▸ Task requirements: Copy whichever lines contain the string "JSON".

▸ Source material:
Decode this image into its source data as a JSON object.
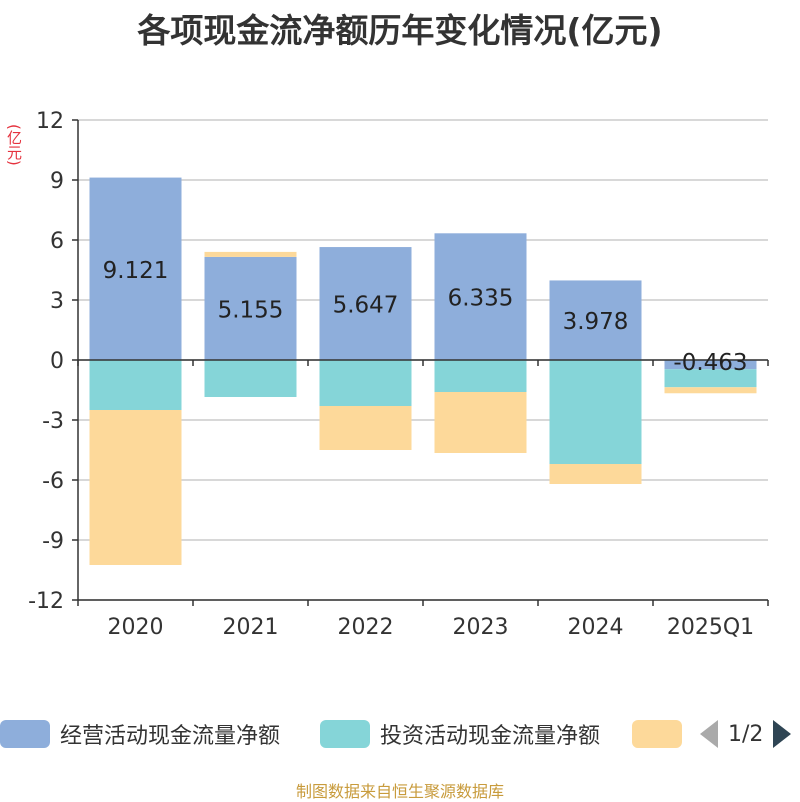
{
  "title": "各项现金流净额历年变化情况(亿元)",
  "source": "制图数据来自恒生聚源数据库",
  "legend_pager": "1/2",
  "colors": {
    "operating": "#8eaedb",
    "investing": "#85d5d8",
    "financing": "#fdd99a",
    "axis": "#333333",
    "grid": "#cccccc",
    "unit": "#e5323e"
  },
  "chart_data": {
    "type": "bar",
    "stacked": true,
    "unit_label": "(亿元)",
    "categories": [
      "2020",
      "2021",
      "2022",
      "2023",
      "2024",
      "2025Q1"
    ],
    "ylim": [
      -12,
      12
    ],
    "yticks": [
      12,
      9,
      6,
      3,
      0,
      -3,
      -6,
      -9,
      -12
    ],
    "grid": true,
    "legend_position": "bottom",
    "series": [
      {
        "name": "经营活动现金流量净额",
        "color": "#8eaedb",
        "values": [
          9.121,
          5.155,
          5.647,
          6.335,
          3.978,
          -0.463
        ]
      },
      {
        "name": "投资活动现金流量净额",
        "color": "#85d5d8",
        "values": [
          -2.5,
          -1.85,
          -2.3,
          -1.6,
          -5.2,
          -0.9
        ]
      },
      {
        "name": "",
        "color": "#fdd99a",
        "values": [
          -7.75,
          0.25,
          -2.2,
          -3.05,
          -1.0,
          -0.3
        ]
      }
    ],
    "data_labels": [
      "9.121",
      "5.155",
      "5.647",
      "6.335",
      "3.978",
      "-0.463"
    ]
  }
}
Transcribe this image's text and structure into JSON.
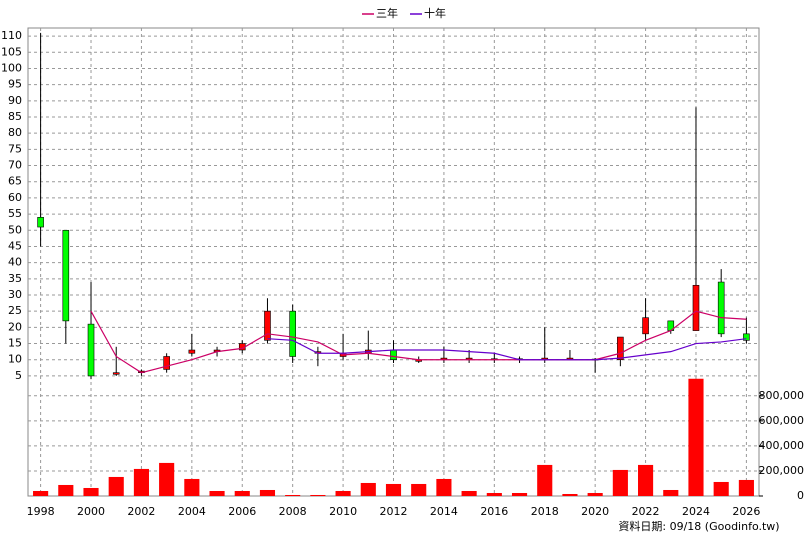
{
  "chart_data": {
    "type": "candlestick",
    "x": [
      1998,
      1999,
      2000,
      2001,
      2002,
      2003,
      2004,
      2005,
      2006,
      2007,
      2008,
      2009,
      2010,
      2011,
      2012,
      2013,
      2014,
      2015,
      2016,
      2017,
      2018,
      2019,
      2020,
      2021,
      2022,
      2023,
      2024,
      2025,
      2026
    ],
    "open": [
      54,
      50,
      21,
      5.5,
      6,
      7,
      12,
      12.5,
      13,
      16,
      25,
      12,
      11,
      12,
      13,
      9.5,
      10,
      10,
      10,
      10,
      10,
      10,
      10,
      10,
      18,
      22,
      19,
      34,
      18
    ],
    "high": [
      111,
      50,
      34,
      14,
      7,
      12,
      18,
      14,
      16,
      29,
      27,
      14,
      18,
      19,
      16,
      11,
      14,
      13,
      12,
      11,
      20,
      13,
      10.5,
      17,
      29,
      22,
      88,
      38,
      23
    ],
    "low": [
      45,
      15,
      4,
      5,
      5,
      6,
      11,
      11,
      12,
      15,
      9,
      8,
      10,
      10,
      9,
      9,
      9,
      9,
      9,
      9,
      9,
      10,
      6,
      8,
      16,
      18,
      19,
      17,
      15
    ],
    "close": [
      51,
      22,
      5,
      6,
      6.5,
      11,
      13,
      13,
      15,
      25,
      11,
      12.5,
      12,
      13,
      10,
      10,
      10.5,
      10.5,
      10.3,
      10.3,
      10.5,
      10.5,
      10.2,
      17,
      23,
      19,
      33,
      18,
      16
    ],
    "up_color": "#ff0000",
    "down_color": "#00ff00",
    "series": [
      {
        "name": "三年",
        "color": "#cc0066",
        "values": [
          null,
          null,
          25,
          11,
          6,
          8,
          10,
          12.5,
          13.5,
          18,
          17,
          15.5,
          11.5,
          12,
          11,
          10,
          10,
          10,
          10,
          10,
          10,
          10,
          10,
          12,
          16,
          19,
          25,
          23,
          22.5
        ]
      },
      {
        "name": "十年",
        "color": "#6600cc",
        "values": [
          null,
          null,
          null,
          null,
          null,
          null,
          null,
          null,
          null,
          16.5,
          16,
          12,
          12,
          12.5,
          13,
          13,
          13,
          12.5,
          12,
          10,
          10,
          10,
          10,
          10.5,
          11.5,
          12.5,
          15,
          15.5,
          16.5
        ]
      }
    ],
    "volume": {
      "color": "#ff0000",
      "values": [
        40000,
        88000,
        64000,
        152000,
        216000,
        264000,
        136000,
        40000,
        40000,
        48000,
        8000,
        8000,
        40000,
        104000,
        96000,
        96000,
        136000,
        40000,
        24000,
        24000,
        248000,
        16000,
        24000,
        208000,
        248000,
        48000,
        936000,
        112000,
        128000
      ],
      "ylim": [
        0,
        950000
      ],
      "yticks": [
        0,
        {
          "value": 200000,
          "label": "200,000"
        },
        {
          "value": 400000,
          "label": "400,000"
        },
        {
          "value": 600000,
          "label": "600,000"
        },
        {
          "value": 800000,
          "label": "800,000"
        }
      ]
    },
    "xlim": [
      1997.5,
      2026.5
    ],
    "xticks": [
      1998,
      2000,
      2002,
      2004,
      2006,
      2008,
      2010,
      2012,
      2014,
      2016,
      2018,
      2020,
      2022,
      2024,
      2026
    ],
    "ylim": [
      2.5,
      112.5
    ],
    "yticks": [
      5,
      10,
      15,
      20,
      25,
      30,
      35,
      40,
      45,
      50,
      55,
      60,
      65,
      70,
      75,
      80,
      85,
      90,
      95,
      100,
      105,
      110
    ],
    "grid": true,
    "footnote": "資料日期: 09/18 (Goodinfo.tw)"
  }
}
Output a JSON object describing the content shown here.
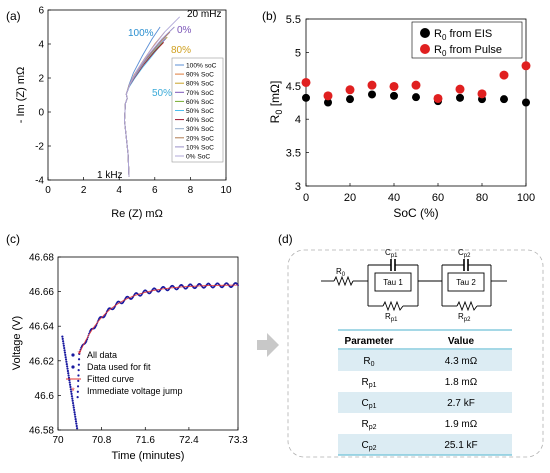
{
  "chart_data": [
    {
      "panel": "(a)",
      "type": "line",
      "xlabel": "Re (Z) mΩ",
      "ylabel": "- Im (Z) mΩ",
      "xlim": [
        0,
        10
      ],
      "ylim": [
        -4,
        6
      ],
      "xticks": [
        "0",
        "2",
        "4",
        "6",
        "8",
        "10"
      ],
      "yticks": [
        "-4",
        "-2",
        "0",
        "2",
        "4",
        "6"
      ],
      "annotations": {
        "top": "20 mHz",
        "bottom": "1 kHz",
        "p100": "100%",
        "p0": "0%",
        "p80": "80%",
        "p50": "50%"
      },
      "annotation_colors": {
        "p100": "#2a8fd0",
        "p0": "#7b55b8",
        "p80": "#d0a020",
        "p50": "#3aaad8"
      },
      "legend": [
        "100% soC",
        "90% SoC",
        "80% SoC",
        "70% SoC",
        "60% SoC",
        "50% SoC",
        "40% SoC",
        "30% SoC",
        "20% SoC",
        "10% SoC",
        "0% SoC"
      ],
      "series": [
        {
          "name": "100% soC",
          "color": "#5b8fd6",
          "x": [
            4.55,
            4.5,
            4.3,
            4.35,
            4.45,
            4.4,
            4.55,
            4.8,
            5.3,
            5.85,
            6.3
          ],
          "y": [
            -3.8,
            -2.5,
            -0.5,
            0.5,
            0.8,
            1.05,
            1.6,
            2.3,
            3.3,
            4.3,
            5.0
          ]
        },
        {
          "name": "90% SoC",
          "color": "#e07b3a",
          "x": [
            4.55,
            4.5,
            4.3,
            4.35,
            4.45,
            4.4,
            4.55,
            4.85,
            5.4,
            6.0,
            6.55
          ],
          "y": [
            -3.8,
            -2.5,
            -0.5,
            0.5,
            0.8,
            1.05,
            1.55,
            2.2,
            3.1,
            4.0,
            4.7
          ]
        },
        {
          "name": "80% SoC",
          "color": "#c9a227",
          "x": [
            4.55,
            4.5,
            4.3,
            4.35,
            4.45,
            4.4,
            4.55,
            4.85,
            5.45,
            6.1,
            6.7
          ],
          "y": [
            -3.8,
            -2.5,
            -0.5,
            0.5,
            0.8,
            1.05,
            1.5,
            2.1,
            3.0,
            3.8,
            4.4
          ]
        },
        {
          "name": "70% SoC",
          "color": "#7b55b8",
          "x": [
            4.55,
            4.5,
            4.3,
            4.35,
            4.45,
            4.4,
            4.55,
            4.85,
            5.4,
            6.05,
            6.6
          ],
          "y": [
            -3.8,
            -2.5,
            -0.5,
            0.5,
            0.8,
            1.05,
            1.5,
            2.05,
            2.85,
            3.7,
            4.3
          ]
        },
        {
          "name": "60% SoC",
          "color": "#77ac30",
          "x": [
            4.55,
            4.5,
            4.3,
            4.35,
            4.45,
            4.4,
            4.55,
            4.85,
            5.35,
            5.95,
            6.45
          ],
          "y": [
            -3.8,
            -2.5,
            -0.5,
            0.5,
            0.8,
            1.05,
            1.5,
            2.0,
            2.8,
            3.55,
            4.1
          ]
        },
        {
          "name": "50% SoC",
          "color": "#4dbeee",
          "x": [
            4.55,
            4.5,
            4.3,
            4.35,
            4.45,
            4.4,
            4.55,
            4.85,
            5.3,
            5.85,
            6.3
          ],
          "y": [
            -3.8,
            -2.5,
            -0.5,
            0.5,
            0.8,
            1.05,
            1.45,
            1.95,
            2.6,
            3.3,
            3.9
          ]
        },
        {
          "name": "40% SoC",
          "color": "#a2142f",
          "x": [
            4.55,
            4.5,
            4.3,
            4.35,
            4.45,
            4.4,
            4.55,
            4.85,
            5.35,
            5.95,
            6.5
          ],
          "y": [
            -3.8,
            -2.5,
            -0.5,
            0.5,
            0.8,
            1.05,
            1.5,
            2.0,
            2.75,
            3.5,
            4.1
          ]
        },
        {
          "name": "30% SoC",
          "color": "#8fa8c8",
          "x": [
            4.55,
            4.5,
            4.3,
            4.35,
            4.45,
            4.4,
            4.55,
            4.85,
            5.4,
            6.05,
            6.65
          ],
          "y": [
            -3.8,
            -2.5,
            -0.5,
            0.5,
            0.8,
            1.05,
            1.5,
            2.05,
            2.9,
            3.75,
            4.4
          ]
        },
        {
          "name": "20% SoC",
          "color": "#b07a50",
          "x": [
            4.55,
            4.5,
            4.3,
            4.35,
            4.45,
            4.4,
            4.55,
            4.9,
            5.5,
            6.2,
            6.85
          ],
          "y": [
            -3.8,
            -2.5,
            -0.5,
            0.5,
            0.8,
            1.05,
            1.55,
            2.2,
            3.1,
            4.0,
            4.7
          ]
        },
        {
          "name": "10% SoC",
          "color": "#9a8fc8",
          "x": [
            4.55,
            4.5,
            4.3,
            4.35,
            4.45,
            4.4,
            4.6,
            4.95,
            5.6,
            6.4,
            7.1
          ],
          "y": [
            -3.8,
            -2.5,
            -0.5,
            0.5,
            0.8,
            1.05,
            1.6,
            2.3,
            3.3,
            4.3,
            5.0
          ]
        },
        {
          "name": "0% SoC",
          "color": "#b0a8d8",
          "x": [
            4.55,
            4.5,
            4.3,
            4.35,
            4.45,
            4.4,
            4.6,
            5.0,
            5.7,
            6.55,
            7.4
          ],
          "y": [
            -3.8,
            -2.5,
            -0.5,
            0.5,
            0.8,
            1.05,
            1.65,
            2.45,
            3.55,
            4.7,
            5.6
          ]
        }
      ]
    },
    {
      "panel": "(b)",
      "type": "scatter",
      "xlabel": "SoC (%)",
      "ylabel": "R0 [mΩ]",
      "ylabel_main": "R",
      "ylabel_sub": "0",
      "ylabel_unit": " [mΩ]",
      "xlim": [
        0,
        100
      ],
      "ylim": [
        3,
        5.5
      ],
      "xticks": [
        "0",
        "20",
        "40",
        "60",
        "80",
        "100"
      ],
      "yticks": [
        "3",
        "3.5",
        "4",
        "4.5",
        "5",
        "5.5"
      ],
      "series": [
        {
          "name": "R0 from EIS",
          "legend_main": "R",
          "legend_sub": "0",
          "legend_rest": " from EIS",
          "color": "#000000",
          "x": [
            0,
            10,
            20,
            30,
            40,
            50,
            60,
            70,
            80,
            90,
            100
          ],
          "y": [
            4.32,
            4.25,
            4.3,
            4.37,
            4.35,
            4.33,
            4.27,
            4.32,
            4.3,
            4.3,
            4.25
          ]
        },
        {
          "name": "R0 from Pulse",
          "legend_main": "R",
          "legend_sub": "0",
          "legend_rest": " from Pulse",
          "color": "#e02020",
          "x": [
            0,
            10,
            20,
            30,
            40,
            50,
            60,
            70,
            80,
            90,
            100
          ],
          "y": [
            4.55,
            4.35,
            4.44,
            4.51,
            4.49,
            4.51,
            4.31,
            4.45,
            4.38,
            4.66,
            4.8
          ]
        }
      ]
    },
    {
      "panel": "(c)",
      "type": "scatter",
      "xlabel": "Time (minutes)",
      "ylabel": "Voltage (V)",
      "xlim": [
        70,
        73.3
      ],
      "ylim": [
        46.58,
        46.68
      ],
      "xticks": [
        "70",
        "70.8",
        "71.6",
        "72.4",
        "73.3"
      ],
      "xtick_values": [
        70,
        70.8,
        71.6,
        72.4,
        73.3
      ],
      "yticks": [
        "46.58",
        "46.6",
        "46.62",
        "46.64",
        "46.66",
        "46.68"
      ],
      "legend": [
        {
          "name": "All data",
          "color": "#1a1aa0"
        },
        {
          "name": "Data used for fit",
          "color": "#1a1aa0"
        },
        {
          "name": "Fitted curve",
          "color": "#e03030"
        },
        {
          "name": "Immediate voltage jump",
          "color": "#e03030"
        }
      ],
      "drop": {
        "x": [
          70.08,
          70.35
        ],
        "y": [
          46.634,
          46.581
        ]
      },
      "jump": {
        "x": [
          70.36,
          70.39
        ],
        "y": [
          46.599,
          46.624
        ]
      },
      "recovery": {
        "t0": 70.39,
        "v0": 46.624,
        "vinf": 46.664,
        "tau": 0.55,
        "t1": 73.3
      }
    }
  ],
  "circuit": {
    "panel": "(d)",
    "labels": {
      "r0": "R0",
      "cp1": "Cp1",
      "cp2": "Cp2",
      "tau1": "Tau 1",
      "tau2": "Tau 2",
      "rp1": "Rp1",
      "rp2": "Rp2"
    },
    "table": {
      "headers": [
        "Parameter",
        "Value"
      ],
      "rows": [
        {
          "param": "R",
          "sub": "0",
          "value": "4.3 mΩ"
        },
        {
          "param": "R",
          "sub": "p1",
          "value": "1.8 mΩ"
        },
        {
          "param": "C",
          "sub": "p1",
          "value": "2.7 kF"
        },
        {
          "param": "R",
          "sub": "p2",
          "value": "1.9 mΩ"
        },
        {
          "param": "C",
          "sub": "p2",
          "value": "25.1 kF"
        }
      ]
    },
    "colors": {
      "row_fill": "#dcecf3",
      "rule": "#6fc1d8"
    }
  },
  "panel_labels": {
    "a": "(a)",
    "b": "(b)",
    "c": "(c)",
    "d": "(d)"
  }
}
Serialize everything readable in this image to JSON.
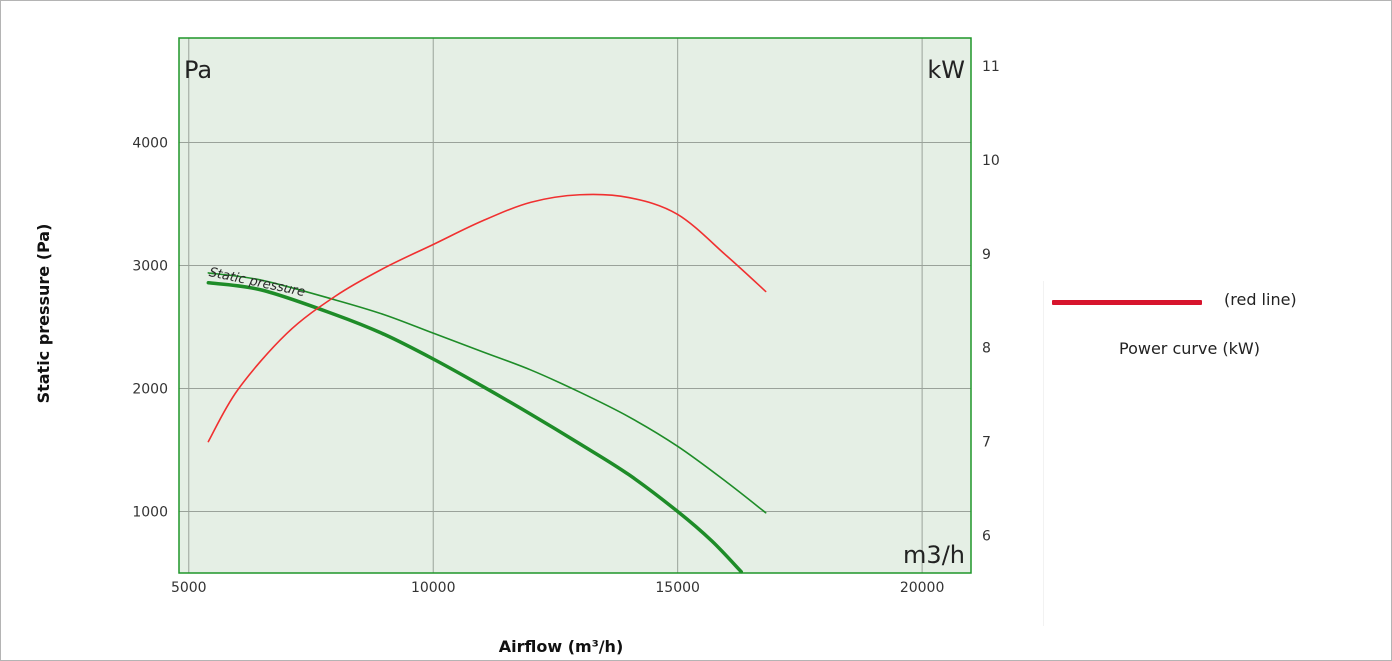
{
  "chart_data": {
    "type": "line",
    "xlabel": "Airflow (m³/h)",
    "ylabel": "Static pressure (Pa)",
    "x_ticks": [
      5000,
      10000,
      15000,
      20000
    ],
    "y_left_ticks": [
      1000,
      2000,
      3000,
      4000
    ],
    "y_right_ticks": [
      6,
      7,
      8,
      9,
      10,
      11
    ],
    "xlim": [
      4800,
      21000
    ],
    "ylim_left": [
      500,
      4850
    ],
    "ylim_right": [
      5.6,
      11.3
    ],
    "inner_labels": {
      "left_unit": "Pa",
      "right_unit": "kW",
      "x_unit": "m3/h"
    },
    "grid": true,
    "series": [
      {
        "name": "Static pressure",
        "axis": "left",
        "color": "#1e8c28",
        "stroke_width": 3.5,
        "points": [
          [
            5400,
            2860
          ],
          [
            6500,
            2800
          ],
          [
            8000,
            2600
          ],
          [
            9000,
            2440
          ],
          [
            10000,
            2240
          ],
          [
            11000,
            2020
          ],
          [
            12000,
            1790
          ],
          [
            13000,
            1550
          ],
          [
            14000,
            1300
          ],
          [
            15000,
            1000
          ],
          [
            15700,
            760
          ],
          [
            16300,
            510
          ]
        ]
      },
      {
        "name": "",
        "axis": "left",
        "color": "#1e8c28",
        "stroke_width": 1.6,
        "points": [
          [
            5400,
            2940
          ],
          [
            6500,
            2880
          ],
          [
            8000,
            2720
          ],
          [
            9000,
            2600
          ],
          [
            10000,
            2450
          ],
          [
            11000,
            2300
          ],
          [
            12000,
            2150
          ],
          [
            13000,
            1970
          ],
          [
            14000,
            1770
          ],
          [
            15000,
            1530
          ],
          [
            16000,
            1240
          ],
          [
            16800,
            990
          ]
        ]
      },
      {
        "name": "Power curve (kW)",
        "axis": "right",
        "color": "#f03030",
        "stroke_width": 1.6,
        "points": [
          [
            5400,
            7.0
          ],
          [
            6000,
            7.55
          ],
          [
            7000,
            8.15
          ],
          [
            8000,
            8.55
          ],
          [
            9000,
            8.85
          ],
          [
            10000,
            9.1
          ],
          [
            11000,
            9.35
          ],
          [
            12000,
            9.55
          ],
          [
            13000,
            9.63
          ],
          [
            14000,
            9.6
          ],
          [
            15000,
            9.42
          ],
          [
            16000,
            8.98
          ],
          [
            16800,
            8.6
          ]
        ]
      }
    ],
    "annotations": [
      {
        "text": "Static pressure",
        "x": 5400,
        "y": 2940,
        "angle_deg": 12,
        "color": "#2a2a2a"
      }
    ],
    "legend": {
      "position": "right",
      "swatch_label": "(red line)",
      "series_label": "Power curve (kW)",
      "swatch_color": "#d7142d"
    },
    "colors": {
      "plot_background": "#e5efe5",
      "plot_border": "#1e9628",
      "grid": "#9aa29a"
    }
  }
}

▸ Response:
Decode this image into its source data as a JSON object.
Transcribe this image's text and structure into JSON.
Output a JSON object describing the content shown here.
Serialize everything readable in this image to JSON.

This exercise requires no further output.